### PROBLEM REQUIREMENTS
Restate, word for word, every line of the data.
--- BEGIN RECORDS TO PROCESS ---
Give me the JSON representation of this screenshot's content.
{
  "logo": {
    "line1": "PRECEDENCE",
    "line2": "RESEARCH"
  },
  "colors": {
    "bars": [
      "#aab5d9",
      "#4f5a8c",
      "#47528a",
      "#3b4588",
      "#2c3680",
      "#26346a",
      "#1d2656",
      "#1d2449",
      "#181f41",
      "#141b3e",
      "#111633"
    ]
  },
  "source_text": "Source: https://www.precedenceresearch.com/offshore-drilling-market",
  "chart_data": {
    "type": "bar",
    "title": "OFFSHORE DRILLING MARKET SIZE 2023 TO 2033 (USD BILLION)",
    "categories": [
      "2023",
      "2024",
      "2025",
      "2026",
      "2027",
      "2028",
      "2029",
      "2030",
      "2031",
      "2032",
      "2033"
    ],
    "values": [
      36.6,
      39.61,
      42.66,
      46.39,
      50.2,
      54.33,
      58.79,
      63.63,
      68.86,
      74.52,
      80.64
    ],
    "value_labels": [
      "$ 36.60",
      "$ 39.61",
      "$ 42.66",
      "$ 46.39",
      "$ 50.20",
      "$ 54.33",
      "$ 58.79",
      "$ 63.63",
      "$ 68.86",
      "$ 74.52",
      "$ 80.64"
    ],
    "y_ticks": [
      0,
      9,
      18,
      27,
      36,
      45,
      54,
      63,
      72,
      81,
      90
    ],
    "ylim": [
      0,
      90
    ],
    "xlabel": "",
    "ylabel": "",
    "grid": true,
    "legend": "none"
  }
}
--- END RECORDS TO PROCESS ---
### FINAL RESULT
Give me the JSON representation of this screenshot's content.
{
  "logo": {
    "line1": "PRECEDENCE",
    "line2": "RESEARCH"
  },
  "colors": {
    "bars": [
      "#aab5d9",
      "#4f5a8c",
      "#47528a",
      "#3b4588",
      "#2c3680",
      "#26346a",
      "#1d2656",
      "#1d2449",
      "#181f41",
      "#141b3e",
      "#111633"
    ]
  },
  "source_text": "Source: https://www.precedenceresearch.com/offshore-drilling-market",
  "chart_data": {
    "type": "bar",
    "title": "OFFSHORE DRILLING MARKET SIZE 2023 TO 2033 (USD BILLION)",
    "categories": [
      "2023",
      "2024",
      "2025",
      "2026",
      "2027",
      "2028",
      "2029",
      "2030",
      "2031",
      "2032",
      "2033"
    ],
    "values": [
      36.6,
      39.61,
      42.66,
      46.39,
      50.2,
      54.33,
      58.79,
      63.63,
      68.86,
      74.52,
      80.64
    ],
    "value_labels": [
      "$ 36.60",
      "$ 39.61",
      "$ 42.66",
      "$ 46.39",
      "$ 50.20",
      "$ 54.33",
      "$ 58.79",
      "$ 63.63",
      "$ 68.86",
      "$ 74.52",
      "$ 80.64"
    ],
    "y_ticks": [
      0,
      9,
      18,
      27,
      36,
      45,
      54,
      63,
      72,
      81,
      90
    ],
    "ylim": [
      0,
      90
    ],
    "xlabel": "",
    "ylabel": "",
    "grid": true,
    "legend": "none"
  }
}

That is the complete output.